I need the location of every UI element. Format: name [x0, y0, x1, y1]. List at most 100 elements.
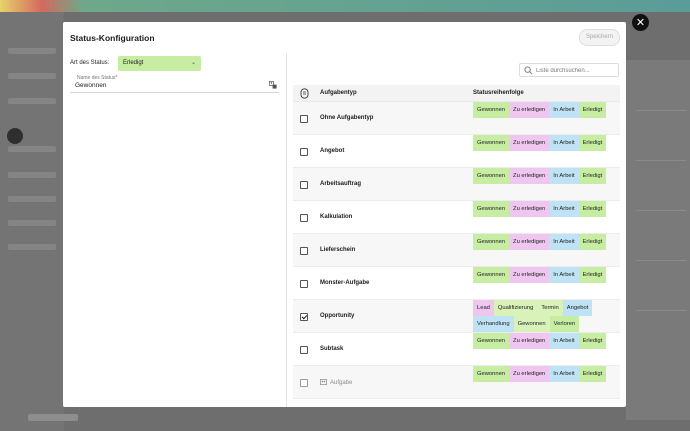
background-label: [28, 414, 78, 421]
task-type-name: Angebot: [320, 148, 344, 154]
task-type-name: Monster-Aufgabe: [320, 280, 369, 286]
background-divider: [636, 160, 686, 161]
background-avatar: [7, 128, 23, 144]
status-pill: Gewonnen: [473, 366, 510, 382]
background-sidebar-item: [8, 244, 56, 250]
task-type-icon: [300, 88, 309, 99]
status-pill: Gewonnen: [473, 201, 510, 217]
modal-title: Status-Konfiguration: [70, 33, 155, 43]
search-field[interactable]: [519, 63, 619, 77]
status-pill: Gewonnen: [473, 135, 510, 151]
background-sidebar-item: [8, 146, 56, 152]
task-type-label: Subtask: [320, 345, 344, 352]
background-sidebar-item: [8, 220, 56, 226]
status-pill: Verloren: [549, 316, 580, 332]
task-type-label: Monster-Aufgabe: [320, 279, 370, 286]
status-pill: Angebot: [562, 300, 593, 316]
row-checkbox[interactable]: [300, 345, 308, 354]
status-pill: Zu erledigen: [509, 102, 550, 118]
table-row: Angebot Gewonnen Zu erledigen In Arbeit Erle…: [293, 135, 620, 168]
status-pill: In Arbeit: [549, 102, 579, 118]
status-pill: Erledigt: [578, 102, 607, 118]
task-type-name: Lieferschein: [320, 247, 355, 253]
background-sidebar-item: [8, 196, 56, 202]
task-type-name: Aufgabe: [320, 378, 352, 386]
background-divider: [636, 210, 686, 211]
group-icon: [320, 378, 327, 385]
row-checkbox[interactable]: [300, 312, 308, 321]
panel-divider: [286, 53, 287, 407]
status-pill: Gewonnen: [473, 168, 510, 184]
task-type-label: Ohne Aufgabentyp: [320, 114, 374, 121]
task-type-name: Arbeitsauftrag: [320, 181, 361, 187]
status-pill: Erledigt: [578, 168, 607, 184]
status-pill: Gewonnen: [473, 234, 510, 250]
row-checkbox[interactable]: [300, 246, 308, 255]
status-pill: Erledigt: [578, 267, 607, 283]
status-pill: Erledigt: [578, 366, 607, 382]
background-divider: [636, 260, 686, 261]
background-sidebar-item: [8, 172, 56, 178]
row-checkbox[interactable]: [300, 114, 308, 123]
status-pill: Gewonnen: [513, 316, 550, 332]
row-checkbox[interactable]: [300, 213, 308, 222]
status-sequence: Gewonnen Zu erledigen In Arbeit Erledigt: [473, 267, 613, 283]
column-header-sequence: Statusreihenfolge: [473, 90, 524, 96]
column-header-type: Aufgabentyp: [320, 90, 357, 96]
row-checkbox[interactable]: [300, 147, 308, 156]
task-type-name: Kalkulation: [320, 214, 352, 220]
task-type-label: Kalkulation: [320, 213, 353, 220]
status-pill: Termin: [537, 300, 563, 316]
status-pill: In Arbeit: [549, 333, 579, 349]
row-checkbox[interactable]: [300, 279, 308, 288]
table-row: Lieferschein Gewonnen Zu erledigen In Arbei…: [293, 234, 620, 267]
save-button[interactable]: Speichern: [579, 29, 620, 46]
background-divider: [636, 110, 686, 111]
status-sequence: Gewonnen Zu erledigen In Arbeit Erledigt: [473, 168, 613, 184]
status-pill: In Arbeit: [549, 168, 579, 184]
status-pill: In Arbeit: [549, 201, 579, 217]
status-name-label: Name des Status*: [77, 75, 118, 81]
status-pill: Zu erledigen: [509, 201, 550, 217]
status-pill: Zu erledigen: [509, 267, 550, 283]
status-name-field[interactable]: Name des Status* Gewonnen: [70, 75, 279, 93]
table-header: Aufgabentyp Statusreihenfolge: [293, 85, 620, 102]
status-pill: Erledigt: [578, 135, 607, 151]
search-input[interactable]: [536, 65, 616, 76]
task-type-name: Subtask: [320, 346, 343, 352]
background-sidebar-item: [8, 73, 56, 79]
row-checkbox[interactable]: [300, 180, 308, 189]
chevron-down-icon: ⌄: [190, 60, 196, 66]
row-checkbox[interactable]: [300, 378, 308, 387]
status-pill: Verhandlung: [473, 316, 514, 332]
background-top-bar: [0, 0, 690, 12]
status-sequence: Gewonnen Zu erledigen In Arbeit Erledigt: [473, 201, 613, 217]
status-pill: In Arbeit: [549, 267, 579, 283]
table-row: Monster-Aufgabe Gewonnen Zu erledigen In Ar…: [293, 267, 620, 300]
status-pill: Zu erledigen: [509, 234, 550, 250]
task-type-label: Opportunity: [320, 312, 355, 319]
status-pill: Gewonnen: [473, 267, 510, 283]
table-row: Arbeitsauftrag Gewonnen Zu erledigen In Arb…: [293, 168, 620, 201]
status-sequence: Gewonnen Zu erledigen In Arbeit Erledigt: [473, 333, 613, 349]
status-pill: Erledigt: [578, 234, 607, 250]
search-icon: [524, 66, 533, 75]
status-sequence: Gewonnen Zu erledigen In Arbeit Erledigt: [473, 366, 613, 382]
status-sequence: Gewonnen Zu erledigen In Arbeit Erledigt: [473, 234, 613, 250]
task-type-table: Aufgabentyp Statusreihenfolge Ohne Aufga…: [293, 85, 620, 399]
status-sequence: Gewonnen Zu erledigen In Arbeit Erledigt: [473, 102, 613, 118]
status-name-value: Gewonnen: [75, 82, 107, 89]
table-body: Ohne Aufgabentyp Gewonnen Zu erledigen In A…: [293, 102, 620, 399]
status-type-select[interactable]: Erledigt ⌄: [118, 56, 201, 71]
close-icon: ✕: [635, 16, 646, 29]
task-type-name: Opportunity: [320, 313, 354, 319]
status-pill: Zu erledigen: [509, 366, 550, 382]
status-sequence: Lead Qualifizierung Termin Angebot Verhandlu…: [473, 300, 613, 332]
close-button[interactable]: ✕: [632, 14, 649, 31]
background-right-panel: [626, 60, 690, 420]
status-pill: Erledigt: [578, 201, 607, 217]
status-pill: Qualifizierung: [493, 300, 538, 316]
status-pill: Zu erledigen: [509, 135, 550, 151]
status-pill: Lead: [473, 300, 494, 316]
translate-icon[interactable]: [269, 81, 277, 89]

◆ Exercise objective ◆
Copy every line of the entries above verbatim, leaving out the pictures.

◆ Answer to the problem ◆
I need the location of every UI element. Format: name [x0, y0, x1, y1]. List at most 100 elements.
background-label: [28, 414, 78, 421]
task-type-name: Angebot: [320, 148, 344, 154]
task-type-name: Monster-Aufgabe: [320, 280, 369, 286]
background-divider: [636, 160, 686, 161]
background-avatar: [7, 128, 23, 144]
status-pill: Gewonnen: [473, 366, 510, 382]
background-sidebar-item: [8, 244, 56, 250]
task-type-icon: [300, 88, 309, 99]
status-pill: Gewonnen: [473, 201, 510, 217]
modal-title: Status-Konfiguration: [70, 33, 155, 43]
search-field[interactable]: [519, 63, 619, 77]
status-pill: Gewonnen: [473, 135, 510, 151]
background-sidebar-item: [8, 146, 56, 152]
task-type-label: Subtask: [320, 345, 344, 352]
background-sidebar-item: [8, 220, 56, 226]
status-pill: Verloren: [549, 316, 580, 332]
task-type-label: Monster-Aufgabe: [320, 279, 370, 286]
status-pill: Angebot: [562, 300, 593, 316]
row-checkbox[interactable]: [300, 345, 308, 354]
status-pill: Zu erledigen: [509, 102, 550, 118]
table-row: Angebot Gewonnen Zu erledigen In Arbeit Erle…: [293, 135, 620, 168]
status-pill: In Arbeit: [549, 102, 579, 118]
status-pill: Erledigt: [578, 102, 607, 118]
task-type-name: Lieferschein: [320, 247, 355, 253]
background-sidebar-item: [8, 196, 56, 202]
task-type-name: Aufgabe: [320, 378, 352, 386]
background-divider: [636, 210, 686, 211]
group-icon: [320, 378, 327, 385]
row-checkbox[interactable]: [300, 312, 308, 321]
panel-divider: [286, 53, 287, 407]
status-pill: Gewonnen: [473, 168, 510, 184]
task-type-label: Ohne Aufgabentyp: [320, 114, 374, 121]
task-type-name: Arbeitsauftrag: [320, 181, 361, 187]
status-pill: Erledigt: [578, 168, 607, 184]
status-pill: Gewonnen: [473, 234, 510, 250]
row-checkbox[interactable]: [300, 246, 308, 255]
status-pill: Erledigt: [578, 267, 607, 283]
status-pill: Erledigt: [578, 366, 607, 382]
background-divider: [636, 260, 686, 261]
background-sidebar-item: [8, 172, 56, 178]
row-checkbox[interactable]: [300, 114, 308, 123]
status-pill: Gewonnen: [513, 316, 550, 332]
row-checkbox[interactable]: [300, 213, 308, 222]
status-sequence: Gewonnen Zu erledigen In Arbeit Erledigt: [473, 267, 613, 283]
column-header-sequence: Statusreihenfolge: [473, 90, 524, 96]
column-header-type: Aufgabentyp: [320, 90, 357, 96]
row-checkbox[interactable]: [300, 147, 308, 156]
task-type-name: Kalkulation: [320, 214, 352, 220]
task-type-label: Kalkulation: [320, 213, 353, 220]
status-pill: Termin: [537, 300, 563, 316]
status-pill: In Arbeit: [549, 333, 579, 349]
row-checkbox[interactable]: [300, 279, 308, 288]
table-row: Lieferschein Gewonnen Zu erledigen In Arbei…: [293, 234, 620, 267]
save-button[interactable]: Speichern: [579, 29, 620, 46]
background-divider: [636, 110, 686, 111]
status-sequence: Gewonnen Zu erledigen In Arbeit Erledigt: [473, 168, 613, 184]
status-pill: In Arbeit: [549, 168, 579, 184]
status-pill: In Arbeit: [549, 201, 579, 217]
status-name-label: Name des Status*: [77, 75, 118, 81]
status-pill: Zu erledigen: [509, 201, 550, 217]
status-pill: Zu erledigen: [509, 267, 550, 283]
status-name-field[interactable]: Name des Status* Gewonnen: [70, 75, 279, 93]
table-header: Aufgabentyp Statusreihenfolge: [293, 85, 620, 102]
status-pill: Erledigt: [578, 135, 607, 151]
search-input[interactable]: [536, 65, 616, 76]
task-type-name: Subtask: [320, 346, 343, 352]
background-sidebar-item: [8, 73, 56, 79]
row-checkbox[interactable]: [300, 180, 308, 189]
chevron-down-icon: ⌄: [190, 60, 196, 66]
row-checkbox[interactable]: [300, 378, 308, 387]
status-pill: Verhandlung: [473, 316, 514, 332]
background-top-bar: [0, 0, 690, 12]
status-sequence: Gewonnen Zu erledigen In Arbeit Erledigt: [473, 201, 613, 217]
status-pill: In Arbeit: [549, 267, 579, 283]
table-row: Monster-Aufgabe Gewonnen Zu erledigen In Ar…: [293, 267, 620, 300]
status-pill: Zu erledigen: [509, 234, 550, 250]
task-type-label: Opportunity: [320, 312, 355, 319]
status-pill: Gewonnen: [473, 267, 510, 283]
table-row: Arbeitsauftrag Gewonnen Zu erledigen In Arb…: [293, 168, 620, 201]
status-sequence: Gewonnen Zu erledigen In Arbeit Erledigt: [473, 333, 613, 349]
status-pill: Erledigt: [578, 234, 607, 250]
search-icon: [524, 66, 533, 75]
status-sequence: Gewonnen Zu erledigen In Arbeit Erledigt: [473, 366, 613, 382]
status-sequence: Gewonnen Zu erledigen In Arbeit Erledigt: [473, 234, 613, 250]
task-type-table: Aufgabentyp Statusreihenfolge Ohne Aufga…: [293, 85, 620, 399]
status-sequence: Gewonnen Zu erledigen In Arbeit Erledigt: [473, 102, 613, 118]
status-name-value: Gewonnen: [75, 82, 107, 89]
table-body: Ohne Aufgabentyp Gewonnen Zu erledigen In A…: [293, 102, 620, 399]
status-type-select[interactable]: Erledigt ⌄: [118, 56, 201, 71]
close-icon: ✕: [635, 16, 646, 29]
task-type-name: Opportunity: [320, 313, 354, 319]
status-pill: Zu erledigen: [509, 366, 550, 382]
status-sequence: Lead Qualifizierung Termin Angebot Verhandlu…: [473, 300, 613, 332]
close-button[interactable]: ✕: [632, 14, 649, 31]
background-right-panel: [626, 60, 690, 420]
status-pill: Erledigt: [578, 201, 607, 217]
status-pill: Qualifizierung: [493, 300, 538, 316]
status-pill: Zu erledigen: [509, 135, 550, 151]
status-pill: Lead: [473, 300, 494, 316]
translate-icon[interactable]: [269, 81, 277, 89]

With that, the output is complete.